[Spatial layout entries]
- - -

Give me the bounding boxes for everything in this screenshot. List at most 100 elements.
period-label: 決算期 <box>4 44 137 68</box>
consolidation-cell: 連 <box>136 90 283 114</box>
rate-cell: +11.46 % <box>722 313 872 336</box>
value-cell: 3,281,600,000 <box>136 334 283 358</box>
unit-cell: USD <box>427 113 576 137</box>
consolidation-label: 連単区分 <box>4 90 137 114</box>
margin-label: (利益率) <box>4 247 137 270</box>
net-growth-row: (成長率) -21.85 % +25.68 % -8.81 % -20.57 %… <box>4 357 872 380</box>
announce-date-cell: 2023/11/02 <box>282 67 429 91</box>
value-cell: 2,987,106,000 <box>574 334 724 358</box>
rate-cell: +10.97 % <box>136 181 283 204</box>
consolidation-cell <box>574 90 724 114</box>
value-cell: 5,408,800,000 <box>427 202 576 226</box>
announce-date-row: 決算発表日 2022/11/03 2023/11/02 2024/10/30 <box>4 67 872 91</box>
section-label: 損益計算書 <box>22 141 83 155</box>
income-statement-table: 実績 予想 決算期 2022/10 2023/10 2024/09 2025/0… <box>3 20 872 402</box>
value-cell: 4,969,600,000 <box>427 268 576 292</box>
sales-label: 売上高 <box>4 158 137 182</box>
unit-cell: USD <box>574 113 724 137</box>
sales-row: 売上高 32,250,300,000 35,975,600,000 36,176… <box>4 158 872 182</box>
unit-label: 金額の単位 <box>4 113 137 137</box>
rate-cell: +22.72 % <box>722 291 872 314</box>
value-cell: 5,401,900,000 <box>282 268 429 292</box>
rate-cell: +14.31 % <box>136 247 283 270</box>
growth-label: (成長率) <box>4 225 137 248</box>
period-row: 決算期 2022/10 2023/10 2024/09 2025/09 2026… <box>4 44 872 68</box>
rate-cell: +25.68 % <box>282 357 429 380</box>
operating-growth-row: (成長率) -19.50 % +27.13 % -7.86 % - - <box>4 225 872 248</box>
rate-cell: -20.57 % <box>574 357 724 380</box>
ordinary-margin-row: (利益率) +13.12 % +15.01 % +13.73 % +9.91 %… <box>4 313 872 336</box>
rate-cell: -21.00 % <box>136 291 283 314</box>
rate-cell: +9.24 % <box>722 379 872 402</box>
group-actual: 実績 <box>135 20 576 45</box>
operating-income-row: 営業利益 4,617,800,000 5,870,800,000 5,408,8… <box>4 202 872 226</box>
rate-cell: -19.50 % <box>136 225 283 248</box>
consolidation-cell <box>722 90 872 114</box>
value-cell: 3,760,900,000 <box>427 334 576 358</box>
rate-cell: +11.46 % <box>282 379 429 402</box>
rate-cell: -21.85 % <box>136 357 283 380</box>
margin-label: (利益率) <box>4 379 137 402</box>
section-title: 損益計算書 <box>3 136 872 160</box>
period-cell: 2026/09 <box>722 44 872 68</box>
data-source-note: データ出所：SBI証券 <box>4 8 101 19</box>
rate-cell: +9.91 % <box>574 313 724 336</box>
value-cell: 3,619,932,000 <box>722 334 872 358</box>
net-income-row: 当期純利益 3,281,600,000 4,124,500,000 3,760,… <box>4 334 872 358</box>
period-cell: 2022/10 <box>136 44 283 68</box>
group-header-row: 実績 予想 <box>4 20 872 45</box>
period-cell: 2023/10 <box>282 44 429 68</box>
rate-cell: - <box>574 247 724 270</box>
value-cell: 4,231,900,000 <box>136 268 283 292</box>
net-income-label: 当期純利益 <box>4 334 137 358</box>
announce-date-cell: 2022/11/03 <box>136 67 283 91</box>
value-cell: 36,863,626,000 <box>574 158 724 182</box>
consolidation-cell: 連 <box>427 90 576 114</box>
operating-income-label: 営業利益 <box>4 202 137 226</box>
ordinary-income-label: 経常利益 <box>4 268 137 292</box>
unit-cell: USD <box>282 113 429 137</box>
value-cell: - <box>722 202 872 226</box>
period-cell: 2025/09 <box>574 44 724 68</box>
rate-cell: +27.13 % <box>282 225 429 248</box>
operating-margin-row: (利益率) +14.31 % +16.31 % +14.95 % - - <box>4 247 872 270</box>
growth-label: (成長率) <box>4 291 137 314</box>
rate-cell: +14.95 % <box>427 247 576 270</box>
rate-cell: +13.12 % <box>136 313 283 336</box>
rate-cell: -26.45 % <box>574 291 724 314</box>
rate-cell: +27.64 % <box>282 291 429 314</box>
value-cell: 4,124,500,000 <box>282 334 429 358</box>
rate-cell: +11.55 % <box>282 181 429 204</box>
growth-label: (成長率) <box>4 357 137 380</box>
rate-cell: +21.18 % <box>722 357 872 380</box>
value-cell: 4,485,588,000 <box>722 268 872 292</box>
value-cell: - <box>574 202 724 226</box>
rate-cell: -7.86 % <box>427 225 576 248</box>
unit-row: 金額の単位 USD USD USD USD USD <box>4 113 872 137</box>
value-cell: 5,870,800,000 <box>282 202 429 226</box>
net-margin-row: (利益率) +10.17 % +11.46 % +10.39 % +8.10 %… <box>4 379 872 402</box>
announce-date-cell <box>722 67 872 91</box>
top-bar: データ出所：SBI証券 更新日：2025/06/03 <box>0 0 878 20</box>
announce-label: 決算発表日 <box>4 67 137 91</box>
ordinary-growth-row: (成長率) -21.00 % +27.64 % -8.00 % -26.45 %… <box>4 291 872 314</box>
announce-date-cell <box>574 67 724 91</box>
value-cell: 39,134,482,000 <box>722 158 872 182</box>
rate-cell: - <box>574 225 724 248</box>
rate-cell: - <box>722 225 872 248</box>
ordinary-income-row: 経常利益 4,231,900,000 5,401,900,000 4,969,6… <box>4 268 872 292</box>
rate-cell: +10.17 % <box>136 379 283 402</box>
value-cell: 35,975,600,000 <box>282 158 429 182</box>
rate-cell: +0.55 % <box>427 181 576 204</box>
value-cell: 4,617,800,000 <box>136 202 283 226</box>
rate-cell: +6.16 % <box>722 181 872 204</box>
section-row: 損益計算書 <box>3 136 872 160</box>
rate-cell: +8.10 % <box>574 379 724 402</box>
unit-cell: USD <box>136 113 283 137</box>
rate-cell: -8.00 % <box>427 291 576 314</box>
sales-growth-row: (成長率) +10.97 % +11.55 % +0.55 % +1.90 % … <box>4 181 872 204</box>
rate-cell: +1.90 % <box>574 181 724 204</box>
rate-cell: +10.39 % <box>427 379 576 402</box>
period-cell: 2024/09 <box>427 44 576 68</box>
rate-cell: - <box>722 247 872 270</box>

- - -

- TASK OBJECTIVE: Rewrite every item with "rate-cell" changed to "percent-cell" and all other text kept the same.

- TASK SOLUTION:
Give me the bounding boxes for everything in this screenshot. List at most 100 elements.
period-label: 決算期 <box>4 44 137 68</box>
consolidation-cell: 連 <box>136 90 283 114</box>
percent-cell: +11.46 % <box>722 313 872 336</box>
value-cell: 3,281,600,000 <box>136 334 283 358</box>
unit-cell: USD <box>427 113 576 137</box>
consolidation-label: 連単区分 <box>4 90 137 114</box>
margin-label: (利益率) <box>4 247 137 270</box>
net-growth-row: (成長率) -21.85 % +25.68 % -8.81 % -20.57 %… <box>4 357 872 380</box>
announce-date-cell: 2023/11/02 <box>282 67 429 91</box>
value-cell: 2,987,106,000 <box>574 334 724 358</box>
percent-cell: +10.97 % <box>136 181 283 204</box>
consolidation-cell <box>574 90 724 114</box>
value-cell: 5,408,800,000 <box>427 202 576 226</box>
announce-date-row: 決算発表日 2022/11/03 2023/11/02 2024/10/30 <box>4 67 872 91</box>
section-label: 損益計算書 <box>22 141 83 155</box>
income-statement-table: 実績 予想 決算期 2022/10 2023/10 2024/09 2025/0… <box>3 20 872 402</box>
value-cell: 4,969,600,000 <box>427 268 576 292</box>
sales-label: 売上高 <box>4 158 137 182</box>
unit-cell: USD <box>574 113 724 137</box>
sales-row: 売上高 32,250,300,000 35,975,600,000 36,176… <box>4 158 872 182</box>
unit-label: 金額の単位 <box>4 113 137 137</box>
percent-cell: +22.72 % <box>722 291 872 314</box>
value-cell: 5,401,900,000 <box>282 268 429 292</box>
percent-cell: +14.31 % <box>136 247 283 270</box>
growth-label: (成長率) <box>4 225 137 248</box>
period-row: 決算期 2022/10 2023/10 2024/09 2025/09 2026… <box>4 44 872 68</box>
percent-cell: +25.68 % <box>282 357 429 380</box>
operating-growth-row: (成長率) -19.50 % +27.13 % -7.86 % - - <box>4 225 872 248</box>
percent-cell: -20.57 % <box>574 357 724 380</box>
ordinary-margin-row: (利益率) +13.12 % +15.01 % +13.73 % +9.91 %… <box>4 313 872 336</box>
percent-cell: -21.00 % <box>136 291 283 314</box>
percent-cell: +9.24 % <box>722 379 872 402</box>
group-actual: 実績 <box>135 20 576 45</box>
operating-income-row: 営業利益 4,617,800,000 5,870,800,000 5,408,8… <box>4 202 872 226</box>
percent-cell: -19.50 % <box>136 225 283 248</box>
consolidation-cell <box>722 90 872 114</box>
value-cell: 3,760,900,000 <box>427 334 576 358</box>
percent-cell: +11.46 % <box>282 379 429 402</box>
percent-cell: -21.85 % <box>136 357 283 380</box>
margin-label: (利益率) <box>4 379 137 402</box>
section-title: 損益計算書 <box>3 136 872 160</box>
period-cell: 2026/09 <box>722 44 872 68</box>
data-source-note: データ出所：SBI証券 <box>4 8 101 19</box>
percent-cell: +9.91 % <box>574 313 724 336</box>
value-cell: 3,619,932,000 <box>722 334 872 358</box>
net-income-row: 当期純利益 3,281,600,000 4,124,500,000 3,760,… <box>4 334 872 358</box>
period-cell: 2022/10 <box>136 44 283 68</box>
group-header-row: 実績 予想 <box>4 20 872 45</box>
period-cell: 2023/10 <box>282 44 429 68</box>
percent-cell: - <box>574 247 724 270</box>
value-cell: 4,231,900,000 <box>136 268 283 292</box>
net-income-label: 当期純利益 <box>4 334 137 358</box>
announce-date-cell: 2022/11/03 <box>136 67 283 91</box>
value-cell: 36,863,626,000 <box>574 158 724 182</box>
consolidation-cell: 連 <box>427 90 576 114</box>
operating-income-label: 営業利益 <box>4 202 137 226</box>
ordinary-income-label: 経常利益 <box>4 268 137 292</box>
unit-cell: USD <box>282 113 429 137</box>
value-cell: - <box>722 202 872 226</box>
period-cell: 2025/09 <box>574 44 724 68</box>
percent-cell: +27.13 % <box>282 225 429 248</box>
operating-margin-row: (利益率) +14.31 % +16.31 % +14.95 % - - <box>4 247 872 270</box>
growth-label: (成長率) <box>4 291 137 314</box>
percent-cell: +14.95 % <box>427 247 576 270</box>
percent-cell: +13.12 % <box>136 313 283 336</box>
percent-cell: -26.45 % <box>574 291 724 314</box>
percent-cell: +27.64 % <box>282 291 429 314</box>
value-cell: 4,124,500,000 <box>282 334 429 358</box>
percent-cell: +11.55 % <box>282 181 429 204</box>
growth-label: (成長率) <box>4 357 137 380</box>
percent-cell: +21.18 % <box>722 357 872 380</box>
value-cell: 4,485,588,000 <box>722 268 872 292</box>
value-cell: - <box>574 202 724 226</box>
percent-cell: -7.86 % <box>427 225 576 248</box>
unit-row: 金額の単位 USD USD USD USD USD <box>4 113 872 137</box>
value-cell: 5,870,800,000 <box>282 202 429 226</box>
net-margin-row: (利益率) +10.17 % +11.46 % +10.39 % +8.10 %… <box>4 379 872 402</box>
announce-date-cell <box>722 67 872 91</box>
top-bar: データ出所：SBI証券 更新日：2025/06/03 <box>0 0 878 20</box>
announce-label: 決算発表日 <box>4 67 137 91</box>
ordinary-growth-row: (成長率) -21.00 % +27.64 % -8.00 % -26.45 %… <box>4 291 872 314</box>
announce-date-cell <box>574 67 724 91</box>
value-cell: 39,134,482,000 <box>722 158 872 182</box>
percent-cell: - <box>574 225 724 248</box>
percent-cell: - <box>722 225 872 248</box>
ordinary-income-row: 経常利益 4,231,900,000 5,401,900,000 4,969,6… <box>4 268 872 292</box>
percent-cell: +10.17 % <box>136 379 283 402</box>
value-cell: 35,975,600,000 <box>282 158 429 182</box>
percent-cell: +0.55 % <box>427 181 576 204</box>
value-cell: 4,617,800,000 <box>136 202 283 226</box>
percent-cell: +6.16 % <box>722 181 872 204</box>
section-row: 損益計算書 <box>3 136 872 160</box>
percent-cell: +8.10 % <box>574 379 724 402</box>
unit-cell: USD <box>136 113 283 137</box>
percent-cell: -8.00 % <box>427 291 576 314</box>
sales-growth-row: (成長率) +10.97 % +11.55 % +0.55 % +1.90 % … <box>4 181 872 204</box>
percent-cell: +1.90 % <box>574 181 724 204</box>
percent-cell: +10.39 % <box>427 379 576 402</box>
period-cell: 2024/09 <box>427 44 576 68</box>
percent-cell: - <box>722 247 872 270</box>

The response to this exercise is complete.